Output all lines exactly, with nothing added or dropped.

[A block of data]
▼
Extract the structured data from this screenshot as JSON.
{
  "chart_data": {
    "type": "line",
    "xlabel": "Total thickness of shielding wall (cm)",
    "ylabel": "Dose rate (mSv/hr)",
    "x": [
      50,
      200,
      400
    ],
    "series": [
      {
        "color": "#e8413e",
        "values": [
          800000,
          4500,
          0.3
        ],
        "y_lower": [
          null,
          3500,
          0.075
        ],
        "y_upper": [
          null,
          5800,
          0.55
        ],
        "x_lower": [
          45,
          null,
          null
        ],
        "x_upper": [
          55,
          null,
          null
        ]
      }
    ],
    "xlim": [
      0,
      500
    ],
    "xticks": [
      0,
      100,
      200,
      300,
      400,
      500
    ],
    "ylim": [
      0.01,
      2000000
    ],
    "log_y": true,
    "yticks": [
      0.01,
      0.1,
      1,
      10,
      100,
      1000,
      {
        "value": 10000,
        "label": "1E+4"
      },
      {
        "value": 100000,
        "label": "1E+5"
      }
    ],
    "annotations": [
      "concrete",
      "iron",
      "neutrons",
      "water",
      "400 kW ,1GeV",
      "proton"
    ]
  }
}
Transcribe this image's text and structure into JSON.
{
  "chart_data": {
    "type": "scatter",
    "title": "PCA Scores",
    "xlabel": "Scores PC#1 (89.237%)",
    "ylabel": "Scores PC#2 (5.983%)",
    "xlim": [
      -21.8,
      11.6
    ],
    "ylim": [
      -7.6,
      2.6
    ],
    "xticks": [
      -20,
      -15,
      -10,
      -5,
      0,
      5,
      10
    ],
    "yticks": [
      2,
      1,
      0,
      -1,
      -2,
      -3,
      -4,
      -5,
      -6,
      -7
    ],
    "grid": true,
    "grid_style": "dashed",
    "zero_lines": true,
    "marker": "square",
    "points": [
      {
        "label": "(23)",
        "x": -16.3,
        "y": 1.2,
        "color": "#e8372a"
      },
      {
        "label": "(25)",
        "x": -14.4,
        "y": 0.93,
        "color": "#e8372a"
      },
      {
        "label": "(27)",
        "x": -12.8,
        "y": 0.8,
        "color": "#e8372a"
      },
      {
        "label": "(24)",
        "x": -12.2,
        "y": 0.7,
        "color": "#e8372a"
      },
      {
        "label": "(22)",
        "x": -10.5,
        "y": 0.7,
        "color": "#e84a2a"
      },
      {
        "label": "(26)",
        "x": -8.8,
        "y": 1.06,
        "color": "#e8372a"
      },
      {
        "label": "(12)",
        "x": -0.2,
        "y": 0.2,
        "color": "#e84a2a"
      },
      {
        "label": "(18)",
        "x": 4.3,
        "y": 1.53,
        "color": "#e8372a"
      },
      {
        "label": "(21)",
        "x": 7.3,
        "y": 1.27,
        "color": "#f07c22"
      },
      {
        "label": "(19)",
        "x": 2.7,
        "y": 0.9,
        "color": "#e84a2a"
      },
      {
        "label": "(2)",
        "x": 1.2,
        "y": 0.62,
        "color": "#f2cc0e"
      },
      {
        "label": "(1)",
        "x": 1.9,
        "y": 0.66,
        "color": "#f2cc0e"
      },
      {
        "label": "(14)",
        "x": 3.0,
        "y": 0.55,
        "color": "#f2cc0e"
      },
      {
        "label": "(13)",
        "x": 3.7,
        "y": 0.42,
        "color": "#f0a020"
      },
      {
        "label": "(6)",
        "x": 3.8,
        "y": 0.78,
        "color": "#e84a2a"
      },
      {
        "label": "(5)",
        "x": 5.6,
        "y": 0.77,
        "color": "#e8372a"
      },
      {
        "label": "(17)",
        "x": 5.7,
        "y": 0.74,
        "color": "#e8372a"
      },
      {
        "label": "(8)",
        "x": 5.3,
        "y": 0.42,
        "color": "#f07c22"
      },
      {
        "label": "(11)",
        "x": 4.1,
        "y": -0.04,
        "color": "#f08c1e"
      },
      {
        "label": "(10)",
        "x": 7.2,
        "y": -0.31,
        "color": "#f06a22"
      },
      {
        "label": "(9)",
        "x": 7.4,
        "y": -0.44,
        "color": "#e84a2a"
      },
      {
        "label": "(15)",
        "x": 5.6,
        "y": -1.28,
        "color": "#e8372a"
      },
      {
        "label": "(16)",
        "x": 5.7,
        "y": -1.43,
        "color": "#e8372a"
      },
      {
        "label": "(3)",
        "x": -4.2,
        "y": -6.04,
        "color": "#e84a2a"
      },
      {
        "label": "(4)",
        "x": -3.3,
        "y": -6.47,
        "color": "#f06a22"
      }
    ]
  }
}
▲
Result below:
Extract the structured data from this screenshot as JSON.
{
  "chart_data": {
    "type": "line",
    "xlabel": "Total thickness of shielding wall (cm)",
    "ylabel": "Dose rate (mSv/hr)",
    "x": [
      50,
      200,
      400
    ],
    "series": [
      {
        "color": "#e8413e",
        "values": [
          800000,
          4500,
          0.3
        ],
        "y_lower": [
          null,
          3500,
          0.075
        ],
        "y_upper": [
          null,
          5800,
          0.55
        ],
        "x_lower": [
          45,
          null,
          null
        ],
        "x_upper": [
          55,
          null,
          null
        ]
      }
    ],
    "xlim": [
      0,
      500
    ],
    "xticks": [
      0,
      100,
      200,
      300,
      400,
      500
    ],
    "ylim": [
      0.01,
      2000000
    ],
    "log_y": true,
    "yticks": [
      0.01,
      0.1,
      1,
      10,
      100,
      1000,
      {
        "value": 10000,
        "label": "1E+4"
      },
      {
        "value": 100000,
        "label": "1E+5"
      }
    ],
    "annotations": [
      "concrete",
      "iron",
      "neutrons",
      "water",
      "400 kW ,1GeV",
      "proton"
    ]
  }
}
Transcribe this image's text and structure into JSON.
{
  "chart_data": {
    "type": "scatter",
    "title": "PCA Scores",
    "xlabel": "Scores PC#1 (89.237%)",
    "ylabel": "Scores PC#2 (5.983%)",
    "xlim": [
      -21.8,
      11.6
    ],
    "ylim": [
      -7.6,
      2.6
    ],
    "xticks": [
      -20,
      -15,
      -10,
      -5,
      0,
      5,
      10
    ],
    "yticks": [
      2,
      1,
      0,
      -1,
      -2,
      -3,
      -4,
      -5,
      -6,
      -7
    ],
    "grid": true,
    "grid_style": "dashed",
    "zero_lines": true,
    "marker": "square",
    "points": [
      {
        "label": "(23)",
        "x": -16.3,
        "y": 1.2,
        "color": "#e8372a"
      },
      {
        "label": "(25)",
        "x": -14.4,
        "y": 0.93,
        "color": "#e8372a"
      },
      {
        "label": "(27)",
        "x": -12.8,
        "y": 0.8,
        "color": "#e8372a"
      },
      {
        "label": "(24)",
        "x": -12.2,
        "y": 0.7,
        "color": "#e8372a"
      },
      {
        "label": "(22)",
        "x": -10.5,
        "y": 0.7,
        "color": "#e84a2a"
      },
      {
        "label": "(26)",
        "x": -8.8,
        "y": 1.06,
        "color": "#e8372a"
      },
      {
        "label": "(12)",
        "x": -0.2,
        "y": 0.2,
        "color": "#e84a2a"
      },
      {
        "label": "(18)",
        "x": 4.3,
        "y": 1.53,
        "color": "#e8372a"
      },
      {
        "label": "(21)",
        "x": 7.3,
        "y": 1.27,
        "color": "#f07c22"
      },
      {
        "label": "(19)",
        "x": 2.7,
        "y": 0.9,
        "color": "#e84a2a"
      },
      {
        "label": "(2)",
        "x": 1.2,
        "y": 0.62,
        "color": "#f2cc0e"
      },
      {
        "label": "(1)",
        "x": 1.9,
        "y": 0.66,
        "color": "#f2cc0e"
      },
      {
        "label": "(14)",
        "x": 3.0,
        "y": 0.55,
        "color": "#f2cc0e"
      },
      {
        "label": "(13)",
        "x": 3.7,
        "y": 0.42,
        "color": "#f0a020"
      },
      {
        "label": "(6)",
        "x": 3.8,
        "y": 0.78,
        "color": "#e84a2a"
      },
      {
        "label": "(5)",
        "x": 5.6,
        "y": 0.77,
        "color": "#e8372a"
      },
      {
        "label": "(17)",
        "x": 5.7,
        "y": 0.74,
        "color": "#e8372a"
      },
      {
        "label": "(8)",
        "x": 5.3,
        "y": 0.42,
        "color": "#f07c22"
      },
      {
        "label": "(11)",
        "x": 4.1,
        "y": -0.04,
        "color": "#f08c1e"
      },
      {
        "label": "(10)",
        "x": 7.2,
        "y": -0.31,
        "color": "#f06a22"
      },
      {
        "label": "(9)",
        "x": 7.4,
        "y": -0.44,
        "color": "#e84a2a"
      },
      {
        "label": "(15)",
        "x": 5.6,
        "y": -1.28,
        "color": "#e8372a"
      },
      {
        "label": "(16)",
        "x": 5.7,
        "y": -1.43,
        "color": "#e8372a"
      },
      {
        "label": "(3)",
        "x": -4.2,
        "y": -6.04,
        "color": "#e84a2a"
      },
      {
        "label": "(4)",
        "x": -3.3,
        "y": -6.47,
        "color": "#f06a22"
      }
    ]
  }
}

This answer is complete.